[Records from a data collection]
——
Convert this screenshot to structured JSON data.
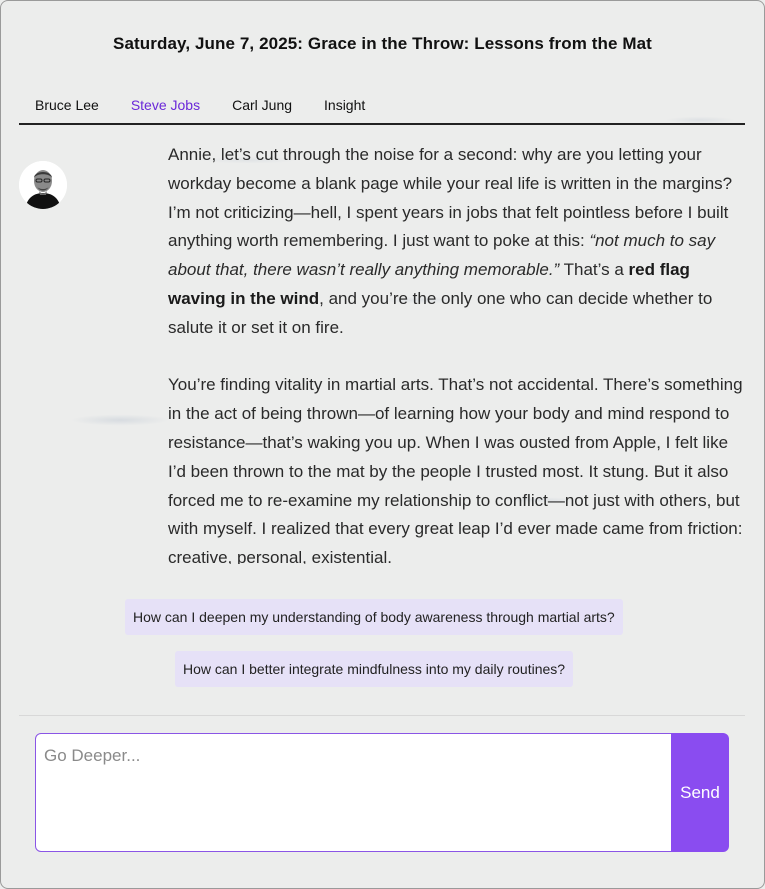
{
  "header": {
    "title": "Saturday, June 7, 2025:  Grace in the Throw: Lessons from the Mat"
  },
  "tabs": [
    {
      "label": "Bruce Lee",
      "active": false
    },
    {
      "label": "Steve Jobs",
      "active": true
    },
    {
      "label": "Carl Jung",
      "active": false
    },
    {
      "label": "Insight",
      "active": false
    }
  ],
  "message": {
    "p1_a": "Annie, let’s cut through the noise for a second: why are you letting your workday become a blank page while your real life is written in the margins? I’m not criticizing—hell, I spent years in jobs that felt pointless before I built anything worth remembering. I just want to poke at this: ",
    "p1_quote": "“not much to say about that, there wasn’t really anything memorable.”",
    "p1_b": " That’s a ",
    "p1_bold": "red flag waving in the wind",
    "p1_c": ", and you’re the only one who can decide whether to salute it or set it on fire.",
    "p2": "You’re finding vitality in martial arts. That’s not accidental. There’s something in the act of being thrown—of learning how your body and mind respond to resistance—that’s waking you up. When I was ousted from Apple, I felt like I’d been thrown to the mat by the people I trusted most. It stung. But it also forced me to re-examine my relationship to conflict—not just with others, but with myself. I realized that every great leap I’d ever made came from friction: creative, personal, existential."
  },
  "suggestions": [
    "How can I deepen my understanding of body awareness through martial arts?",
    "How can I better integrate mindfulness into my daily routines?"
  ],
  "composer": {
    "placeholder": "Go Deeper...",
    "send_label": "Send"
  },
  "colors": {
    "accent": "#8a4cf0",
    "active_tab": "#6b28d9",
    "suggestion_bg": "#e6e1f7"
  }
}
——
--- Directive ---
Quote the records above in full, dropping each picture.

--- Answer for this exercise ---
Convert this screenshot to structured JSON data.
{
  "header": {
    "title": "Saturday, June 7, 2025:  Grace in the Throw: Lessons from the Mat"
  },
  "tabs": [
    {
      "label": "Bruce Lee",
      "active": false
    },
    {
      "label": "Steve Jobs",
      "active": true
    },
    {
      "label": "Carl Jung",
      "active": false
    },
    {
      "label": "Insight",
      "active": false
    }
  ],
  "message": {
    "p1_a": "Annie, let’s cut through the noise for a second: why are you letting your workday become a blank page while your real life is written in the margins? I’m not criticizing—hell, I spent years in jobs that felt pointless before I built anything worth remembering. I just want to poke at this: ",
    "p1_quote": "“not much to say about that, there wasn’t really anything memorable.”",
    "p1_b": " That’s a ",
    "p1_bold": "red flag waving in the wind",
    "p1_c": ", and you’re the only one who can decide whether to salute it or set it on fire.",
    "p2": "You’re finding vitality in martial arts. That’s not accidental. There’s something in the act of being thrown—of learning how your body and mind respond to resistance—that’s waking you up. When I was ousted from Apple, I felt like I’d been thrown to the mat by the people I trusted most. It stung. But it also forced me to re-examine my relationship to conflict—not just with others, but with myself. I realized that every great leap I’d ever made came from friction: creative, personal, existential."
  },
  "suggestions": [
    "How can I deepen my understanding of body awareness through martial arts?",
    "How can I better integrate mindfulness into my daily routines?"
  ],
  "composer": {
    "placeholder": "Go Deeper...",
    "send_label": "Send"
  },
  "colors": {
    "accent": "#8a4cf0",
    "active_tab": "#6b28d9",
    "suggestion_bg": "#e6e1f7"
  }
}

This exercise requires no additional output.